▶ _DIRECTIONS_
All of the data needs to be repeated exactly.

────

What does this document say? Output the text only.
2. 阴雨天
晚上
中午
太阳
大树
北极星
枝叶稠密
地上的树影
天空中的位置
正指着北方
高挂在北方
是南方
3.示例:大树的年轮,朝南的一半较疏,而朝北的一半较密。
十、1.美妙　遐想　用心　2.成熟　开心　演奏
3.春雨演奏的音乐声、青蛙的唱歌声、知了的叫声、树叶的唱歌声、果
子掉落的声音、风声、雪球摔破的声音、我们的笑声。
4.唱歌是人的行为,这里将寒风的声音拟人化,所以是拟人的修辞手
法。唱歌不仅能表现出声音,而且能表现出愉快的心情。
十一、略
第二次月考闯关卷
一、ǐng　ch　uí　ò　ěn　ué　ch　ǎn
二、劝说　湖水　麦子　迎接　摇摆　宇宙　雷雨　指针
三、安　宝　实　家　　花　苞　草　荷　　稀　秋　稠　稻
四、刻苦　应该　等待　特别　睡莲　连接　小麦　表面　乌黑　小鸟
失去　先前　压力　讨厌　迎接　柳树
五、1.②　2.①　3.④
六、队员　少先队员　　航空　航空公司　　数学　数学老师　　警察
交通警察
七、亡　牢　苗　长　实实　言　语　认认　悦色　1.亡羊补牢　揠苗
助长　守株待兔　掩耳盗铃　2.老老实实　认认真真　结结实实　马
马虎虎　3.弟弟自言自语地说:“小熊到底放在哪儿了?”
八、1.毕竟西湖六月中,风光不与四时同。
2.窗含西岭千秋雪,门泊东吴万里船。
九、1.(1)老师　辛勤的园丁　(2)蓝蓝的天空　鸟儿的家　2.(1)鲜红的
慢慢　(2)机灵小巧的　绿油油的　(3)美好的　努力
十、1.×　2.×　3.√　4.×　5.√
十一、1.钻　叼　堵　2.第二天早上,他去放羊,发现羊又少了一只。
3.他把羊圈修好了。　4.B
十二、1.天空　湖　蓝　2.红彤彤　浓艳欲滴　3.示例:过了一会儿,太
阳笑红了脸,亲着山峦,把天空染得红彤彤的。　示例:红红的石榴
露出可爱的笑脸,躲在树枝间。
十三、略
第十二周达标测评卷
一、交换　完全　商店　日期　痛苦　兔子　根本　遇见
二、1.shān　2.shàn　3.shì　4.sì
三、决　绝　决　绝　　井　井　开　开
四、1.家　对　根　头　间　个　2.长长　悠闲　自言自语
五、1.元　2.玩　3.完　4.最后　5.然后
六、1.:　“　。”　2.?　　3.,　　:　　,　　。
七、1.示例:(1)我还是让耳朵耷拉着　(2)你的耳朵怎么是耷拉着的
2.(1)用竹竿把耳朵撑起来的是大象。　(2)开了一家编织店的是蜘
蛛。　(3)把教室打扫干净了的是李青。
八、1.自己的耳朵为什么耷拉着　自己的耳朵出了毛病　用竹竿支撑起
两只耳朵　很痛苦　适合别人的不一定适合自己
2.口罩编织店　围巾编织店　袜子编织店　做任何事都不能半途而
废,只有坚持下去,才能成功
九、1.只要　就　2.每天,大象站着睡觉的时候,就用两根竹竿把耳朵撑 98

────

▶ _SOLUTION_
What does this document say? Output the text only.
2. 阴雨天
晚上
中午
太阳
大树
北极星
枝叶稠密
地上的树影
天空中的位置
正指着北方
高挂在北方
是南方
3.示例:大树的年轮,朝南的一半较疏,而朝北的一半较密。
十、1.美妙　遐想　用心　2.成熟　开心　演奏
3.春雨演奏的音乐声、青蛙的唱歌声、知了的叫声、树叶的唱歌声、果
子掉落的声音、风声、雪球摔破的声音、我们的笑声。
4.唱歌是人的行为,这里将寒风的声音拟人化,所以是拟人的修辞手
法。唱歌不仅能表现出声音,而且能表现出愉快的心情。
十一、略
第二次月考闯关卷
一、ǐng　ch　uí　ò　ěn　ué　ch　ǎn
二、劝说　湖水　麦子　迎接　摇摆　宇宙　雷雨　指针
三、安　宝　实　家　　花　苞　草　荷　　稀　秋　稠　稻
四、刻苦　应该　等待　特别　睡莲　连接　小麦　表面　乌黑　小鸟
失去　先前　压力　讨厌　迎接　柳树
五、1.②　2.①　3.④
六、队员　少先队员　　航空　航空公司　　数学　数学老师　　警察
交通警察
七、亡　牢　苗　长　实实　言　语　认认　悦色　1.亡羊补牢　揠苗
助长　守株待兔　掩耳盗铃　2.老老实实　认认真真　结结实实　马
马虎虎　3.弟弟自言自语地说:“小熊到底放在哪儿了?”
八、1.毕竟西湖六月中,风光不与四时同。
2.窗含西岭千秋雪,门泊东吴万里船。
九、1.(1)老师　辛勤的园丁　(2)蓝蓝的天空　鸟儿的家　2.(1)鲜红的
慢慢　(2)机灵小巧的　绿油油的　(3)美好的　努力
十、1.×　2.×　3.√　4.×　5.√
十一、1.钻　叼　堵　2.第二天早上,他去放羊,发现羊又少了一只。
3.他把羊圈修好了。　4.B
十二、1.天空　湖　蓝　2.红彤彤　浓艳欲滴　3.示例:过了一会儿,太
阳笑红了脸,亲着山峦,把天空染得红彤彤的。　示例:红红的石榴
露出可爱的笑脸,躲在树枝间。
十三、略
第十二周达标测评卷
一、交换　完全　商店　日期　痛苦　兔子　根本　遇见
二、1.shān　2.shàn　3.shì　4.sì
三、决　绝　决　绝　　井　井　开　开
四、1.家　对　根　头　间　个　2.长长　悠闲　自言自语
五、1.元　2.玩　3.完　4.最后　5.然后
六、1.:　“　。”　2.?　　3.,　　:　　,　　。
七、1.示例:(1)我还是让耳朵耷拉着　(2)你的耳朵怎么是耷拉着的
2.(1)用竹竿把耳朵撑起来的是大象。　(2)开了一家编织店的是蜘
蛛。　(3)把教室打扫干净了的是李青。
八、1.自己的耳朵为什么耷拉着　自己的耳朵出了毛病　用竹竿支撑起
两只耳朵　很痛苦　适合别人的不一定适合自己
2.口罩编织店　围巾编织店　袜子编织店　做任何事都不能半途而
废,只有坚持下去,才能成功
九、1.只要　就　2.每天,大象站着睡觉的时候,就用两根竹竿把耳朵撑 98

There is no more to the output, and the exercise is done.